> **WHAT YOU WILL DO**
Write each record again exactly as it stands.

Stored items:
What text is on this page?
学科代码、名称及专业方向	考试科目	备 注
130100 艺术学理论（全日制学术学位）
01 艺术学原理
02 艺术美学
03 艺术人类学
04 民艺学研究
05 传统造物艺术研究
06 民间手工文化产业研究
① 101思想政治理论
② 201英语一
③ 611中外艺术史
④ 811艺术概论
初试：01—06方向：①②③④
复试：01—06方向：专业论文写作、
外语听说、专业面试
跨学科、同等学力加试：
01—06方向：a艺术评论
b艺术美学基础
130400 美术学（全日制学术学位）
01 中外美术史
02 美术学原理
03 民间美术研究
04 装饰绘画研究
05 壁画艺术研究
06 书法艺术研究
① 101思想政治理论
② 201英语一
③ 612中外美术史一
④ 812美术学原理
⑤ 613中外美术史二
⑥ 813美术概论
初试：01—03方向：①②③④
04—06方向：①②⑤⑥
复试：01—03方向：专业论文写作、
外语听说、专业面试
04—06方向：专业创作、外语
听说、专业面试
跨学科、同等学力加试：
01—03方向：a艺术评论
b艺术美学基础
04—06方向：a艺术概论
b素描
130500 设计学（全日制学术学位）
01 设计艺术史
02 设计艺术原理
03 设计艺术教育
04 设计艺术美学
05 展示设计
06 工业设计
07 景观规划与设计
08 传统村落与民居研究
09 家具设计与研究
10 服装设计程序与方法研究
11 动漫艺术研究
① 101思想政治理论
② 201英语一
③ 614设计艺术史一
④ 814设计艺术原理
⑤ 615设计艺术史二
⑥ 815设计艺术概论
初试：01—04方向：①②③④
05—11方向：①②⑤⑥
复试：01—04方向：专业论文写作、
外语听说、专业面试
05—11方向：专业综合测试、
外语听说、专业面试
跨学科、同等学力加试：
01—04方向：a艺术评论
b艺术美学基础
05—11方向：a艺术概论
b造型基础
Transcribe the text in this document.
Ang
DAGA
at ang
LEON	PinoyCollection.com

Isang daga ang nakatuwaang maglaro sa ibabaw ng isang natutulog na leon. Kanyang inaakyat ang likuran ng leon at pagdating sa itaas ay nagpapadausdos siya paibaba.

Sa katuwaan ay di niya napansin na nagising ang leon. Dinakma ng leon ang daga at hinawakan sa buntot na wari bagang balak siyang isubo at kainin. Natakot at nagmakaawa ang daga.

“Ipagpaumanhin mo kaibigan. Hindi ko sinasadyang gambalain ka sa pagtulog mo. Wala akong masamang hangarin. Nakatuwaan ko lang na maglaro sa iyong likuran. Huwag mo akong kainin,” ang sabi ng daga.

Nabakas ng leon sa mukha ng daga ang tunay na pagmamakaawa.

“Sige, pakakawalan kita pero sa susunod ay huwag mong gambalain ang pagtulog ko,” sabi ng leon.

> **THE RESPONSE**
What text is on this page?
学科代码、名称及专业方向	考试科目	备 注
130100 艺术学理论（全日制学术学位）
01 艺术学原理
02 艺术美学
03 艺术人类学
04 民艺学研究
05 传统造物艺术研究
06 民间手工文化产业研究
① 101思想政治理论
② 201英语一
③ 611中外艺术史
④ 811艺术概论
初试：01—06方向：①②③④
复试：01—06方向：专业论文写作、
外语听说、专业面试
跨学科、同等学力加试：
01—06方向：a艺术评论
b艺术美学基础
130400 美术学（全日制学术学位）
01 中外美术史
02 美术学原理
03 民间美术研究
04 装饰绘画研究
05 壁画艺术研究
06 书法艺术研究
① 101思想政治理论
② 201英语一
③ 612中外美术史一
④ 812美术学原理
⑤ 613中外美术史二
⑥ 813美术概论
初试：01—03方向：①②③④
04—06方向：①②⑤⑥
复试：01—03方向：专业论文写作、
外语听说、专业面试
04—06方向：专业创作、外语
听说、专业面试
跨学科、同等学力加试：
01—03方向：a艺术评论
b艺术美学基础
04—06方向：a艺术概论
b素描
130500 设计学（全日制学术学位）
01 设计艺术史
02 设计艺术原理
03 设计艺术教育
04 设计艺术美学
05 展示设计
06 工业设计
07 景观规划与设计
08 传统村落与民居研究
09 家具设计与研究
10 服装设计程序与方法研究
11 动漫艺术研究
① 101思想政治理论
② 201英语一
③ 614设计艺术史一
④ 814设计艺术原理
⑤ 615设计艺术史二
⑥ 815设计艺术概论
初试：01—04方向：①②③④
05—11方向：①②⑤⑥
复试：01—04方向：专业论文写作、
外语听说、专业面试
05—11方向：专业综合测试、
外语听说、专业面试
跨学科、同等学力加试：
01—04方向：a艺术评论
b艺术美学基础
05—11方向：a艺术概论
b造型基础
Transcribe the text in this document.
Ang
DAGA
at ang
LEON	PinoyCollection.com

Isang daga ang nakatuwaang maglaro sa ibabaw ng isang natutulog na leon. Kanyang inaakyat ang likuran ng leon at pagdating sa itaas ay nagpapadausdos siya paibaba.

Sa katuwaan ay di niya napansin na nagising ang leon. Dinakma ng leon ang daga at hinawakan sa buntot na wari bagang balak siyang isubo at kainin. Natakot at nagmakaawa ang daga.

“Ipagpaumanhin mo kaibigan. Hindi ko sinasadyang gambalain ka sa pagtulog mo. Wala akong masamang hangarin. Nakatuwaan ko lang na maglaro sa iyong likuran. Huwag mo akong kainin,” ang sabi ng daga.

Nabakas ng leon sa mukha ng daga ang tunay na pagmamakaawa.

“Sige, pakakawalan kita pero sa susunod ay huwag mong gambalain ang pagtulog ko,” sabi ng leon.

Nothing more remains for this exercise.